[Figure record listings]
# # #

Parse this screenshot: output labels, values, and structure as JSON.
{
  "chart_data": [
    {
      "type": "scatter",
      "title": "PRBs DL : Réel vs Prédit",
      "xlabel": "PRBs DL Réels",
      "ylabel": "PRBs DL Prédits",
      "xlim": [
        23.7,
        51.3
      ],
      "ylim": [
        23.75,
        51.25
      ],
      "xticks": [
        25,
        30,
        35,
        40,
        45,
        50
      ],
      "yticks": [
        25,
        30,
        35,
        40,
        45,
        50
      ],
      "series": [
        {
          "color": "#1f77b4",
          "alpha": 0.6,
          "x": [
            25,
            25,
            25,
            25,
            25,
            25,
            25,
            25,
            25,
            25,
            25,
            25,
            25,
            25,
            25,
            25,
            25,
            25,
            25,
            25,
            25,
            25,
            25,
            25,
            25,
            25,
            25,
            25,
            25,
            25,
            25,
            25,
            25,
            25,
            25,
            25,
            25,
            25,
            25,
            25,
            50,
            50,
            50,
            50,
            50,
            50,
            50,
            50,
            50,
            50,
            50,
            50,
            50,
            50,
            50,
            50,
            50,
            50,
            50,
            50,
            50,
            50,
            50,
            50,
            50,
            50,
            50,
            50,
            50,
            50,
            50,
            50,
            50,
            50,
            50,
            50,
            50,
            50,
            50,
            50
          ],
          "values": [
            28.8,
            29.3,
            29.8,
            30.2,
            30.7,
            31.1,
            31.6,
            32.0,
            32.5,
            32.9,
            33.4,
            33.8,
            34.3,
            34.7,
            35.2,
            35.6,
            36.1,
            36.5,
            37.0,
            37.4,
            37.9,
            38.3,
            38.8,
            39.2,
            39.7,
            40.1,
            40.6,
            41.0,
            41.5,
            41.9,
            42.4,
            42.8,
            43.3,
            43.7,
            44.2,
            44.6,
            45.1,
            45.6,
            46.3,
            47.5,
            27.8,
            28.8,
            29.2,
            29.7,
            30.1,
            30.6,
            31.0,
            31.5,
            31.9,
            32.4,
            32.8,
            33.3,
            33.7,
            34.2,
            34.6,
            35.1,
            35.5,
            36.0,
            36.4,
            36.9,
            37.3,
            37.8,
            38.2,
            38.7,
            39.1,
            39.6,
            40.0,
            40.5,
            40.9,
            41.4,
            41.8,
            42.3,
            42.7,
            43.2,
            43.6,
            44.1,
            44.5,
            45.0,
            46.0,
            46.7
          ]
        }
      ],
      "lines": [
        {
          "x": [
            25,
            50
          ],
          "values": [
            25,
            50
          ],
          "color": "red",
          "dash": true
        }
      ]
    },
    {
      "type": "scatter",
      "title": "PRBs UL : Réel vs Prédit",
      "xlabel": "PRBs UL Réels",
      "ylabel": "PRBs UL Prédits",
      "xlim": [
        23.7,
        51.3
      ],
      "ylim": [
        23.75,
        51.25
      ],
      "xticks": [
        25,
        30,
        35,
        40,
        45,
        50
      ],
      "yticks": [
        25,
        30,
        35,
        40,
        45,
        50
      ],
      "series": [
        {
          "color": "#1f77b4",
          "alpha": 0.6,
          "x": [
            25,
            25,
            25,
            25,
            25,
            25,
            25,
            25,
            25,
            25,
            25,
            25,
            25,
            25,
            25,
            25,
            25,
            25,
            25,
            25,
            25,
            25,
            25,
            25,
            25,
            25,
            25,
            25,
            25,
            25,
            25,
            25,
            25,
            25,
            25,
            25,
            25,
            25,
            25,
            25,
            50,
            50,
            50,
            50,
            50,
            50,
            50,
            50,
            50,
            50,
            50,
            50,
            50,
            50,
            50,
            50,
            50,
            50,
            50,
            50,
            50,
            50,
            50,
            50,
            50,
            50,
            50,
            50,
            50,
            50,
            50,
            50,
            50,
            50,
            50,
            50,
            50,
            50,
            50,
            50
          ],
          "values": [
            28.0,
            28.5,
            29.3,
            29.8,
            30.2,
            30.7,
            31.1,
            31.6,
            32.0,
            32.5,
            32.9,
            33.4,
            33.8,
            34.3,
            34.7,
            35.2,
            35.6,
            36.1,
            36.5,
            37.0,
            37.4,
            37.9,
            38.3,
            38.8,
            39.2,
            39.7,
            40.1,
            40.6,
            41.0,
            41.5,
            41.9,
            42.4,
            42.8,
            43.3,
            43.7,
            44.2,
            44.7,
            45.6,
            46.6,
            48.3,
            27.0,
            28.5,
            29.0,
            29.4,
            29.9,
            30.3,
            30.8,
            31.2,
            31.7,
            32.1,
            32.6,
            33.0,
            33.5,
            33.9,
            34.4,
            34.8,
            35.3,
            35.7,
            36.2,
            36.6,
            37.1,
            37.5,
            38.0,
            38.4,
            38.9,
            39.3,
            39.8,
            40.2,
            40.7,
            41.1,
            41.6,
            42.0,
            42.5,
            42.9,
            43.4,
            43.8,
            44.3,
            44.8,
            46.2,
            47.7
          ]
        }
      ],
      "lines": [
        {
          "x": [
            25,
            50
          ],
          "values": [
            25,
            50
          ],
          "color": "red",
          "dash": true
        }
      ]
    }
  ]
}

# # #

Return what is listed above, exactly and completely.

Solution>
Parse this screenshot: output labels, values, and structure as JSON.
{
  "chart_data": [
    {
      "type": "scatter",
      "title": "PRBs DL : Réel vs Prédit",
      "xlabel": "PRBs DL Réels",
      "ylabel": "PRBs DL Prédits",
      "xlim": [
        23.7,
        51.3
      ],
      "ylim": [
        23.75,
        51.25
      ],
      "xticks": [
        25,
        30,
        35,
        40,
        45,
        50
      ],
      "yticks": [
        25,
        30,
        35,
        40,
        45,
        50
      ],
      "series": [
        {
          "color": "#1f77b4",
          "alpha": 0.6,
          "x": [
            25,
            25,
            25,
            25,
            25,
            25,
            25,
            25,
            25,
            25,
            25,
            25,
            25,
            25,
            25,
            25,
            25,
            25,
            25,
            25,
            25,
            25,
            25,
            25,
            25,
            25,
            25,
            25,
            25,
            25,
            25,
            25,
            25,
            25,
            25,
            25,
            25,
            25,
            25,
            25,
            50,
            50,
            50,
            50,
            50,
            50,
            50,
            50,
            50,
            50,
            50,
            50,
            50,
            50,
            50,
            50,
            50,
            50,
            50,
            50,
            50,
            50,
            50,
            50,
            50,
            50,
            50,
            50,
            50,
            50,
            50,
            50,
            50,
            50,
            50,
            50,
            50,
            50,
            50,
            50
          ],
          "values": [
            28.8,
            29.3,
            29.8,
            30.2,
            30.7,
            31.1,
            31.6,
            32.0,
            32.5,
            32.9,
            33.4,
            33.8,
            34.3,
            34.7,
            35.2,
            35.6,
            36.1,
            36.5,
            37.0,
            37.4,
            37.9,
            38.3,
            38.8,
            39.2,
            39.7,
            40.1,
            40.6,
            41.0,
            41.5,
            41.9,
            42.4,
            42.8,
            43.3,
            43.7,
            44.2,
            44.6,
            45.1,
            45.6,
            46.3,
            47.5,
            27.8,
            28.8,
            29.2,
            29.7,
            30.1,
            30.6,
            31.0,
            31.5,
            31.9,
            32.4,
            32.8,
            33.3,
            33.7,
            34.2,
            34.6,
            35.1,
            35.5,
            36.0,
            36.4,
            36.9,
            37.3,
            37.8,
            38.2,
            38.7,
            39.1,
            39.6,
            40.0,
            40.5,
            40.9,
            41.4,
            41.8,
            42.3,
            42.7,
            43.2,
            43.6,
            44.1,
            44.5,
            45.0,
            46.0,
            46.7
          ]
        }
      ],
      "lines": [
        {
          "x": [
            25,
            50
          ],
          "values": [
            25,
            50
          ],
          "color": "red",
          "dash": true
        }
      ]
    },
    {
      "type": "scatter",
      "title": "PRBs UL : Réel vs Prédit",
      "xlabel": "PRBs UL Réels",
      "ylabel": "PRBs UL Prédits",
      "xlim": [
        23.7,
        51.3
      ],
      "ylim": [
        23.75,
        51.25
      ],
      "xticks": [
        25,
        30,
        35,
        40,
        45,
        50
      ],
      "yticks": [
        25,
        30,
        35,
        40,
        45,
        50
      ],
      "series": [
        {
          "color": "#1f77b4",
          "alpha": 0.6,
          "x": [
            25,
            25,
            25,
            25,
            25,
            25,
            25,
            25,
            25,
            25,
            25,
            25,
            25,
            25,
            25,
            25,
            25,
            25,
            25,
            25,
            25,
            25,
            25,
            25,
            25,
            25,
            25,
            25,
            25,
            25,
            25,
            25,
            25,
            25,
            25,
            25,
            25,
            25,
            25,
            25,
            50,
            50,
            50,
            50,
            50,
            50,
            50,
            50,
            50,
            50,
            50,
            50,
            50,
            50,
            50,
            50,
            50,
            50,
            50,
            50,
            50,
            50,
            50,
            50,
            50,
            50,
            50,
            50,
            50,
            50,
            50,
            50,
            50,
            50,
            50,
            50,
            50,
            50,
            50,
            50
          ],
          "values": [
            28.0,
            28.5,
            29.3,
            29.8,
            30.2,
            30.7,
            31.1,
            31.6,
            32.0,
            32.5,
            32.9,
            33.4,
            33.8,
            34.3,
            34.7,
            35.2,
            35.6,
            36.1,
            36.5,
            37.0,
            37.4,
            37.9,
            38.3,
            38.8,
            39.2,
            39.7,
            40.1,
            40.6,
            41.0,
            41.5,
            41.9,
            42.4,
            42.8,
            43.3,
            43.7,
            44.2,
            44.7,
            45.6,
            46.6,
            48.3,
            27.0,
            28.5,
            29.0,
            29.4,
            29.9,
            30.3,
            30.8,
            31.2,
            31.7,
            32.1,
            32.6,
            33.0,
            33.5,
            33.9,
            34.4,
            34.8,
            35.3,
            35.7,
            36.2,
            36.6,
            37.1,
            37.5,
            38.0,
            38.4,
            38.9,
            39.3,
            39.8,
            40.2,
            40.7,
            41.1,
            41.6,
            42.0,
            42.5,
            42.9,
            43.4,
            43.8,
            44.3,
            44.8,
            46.2,
            47.7
          ]
        }
      ],
      "lines": [
        {
          "x": [
            25,
            50
          ],
          "values": [
            25,
            50
          ],
          "color": "red",
          "dash": true
        }
      ]
    }
  ]
}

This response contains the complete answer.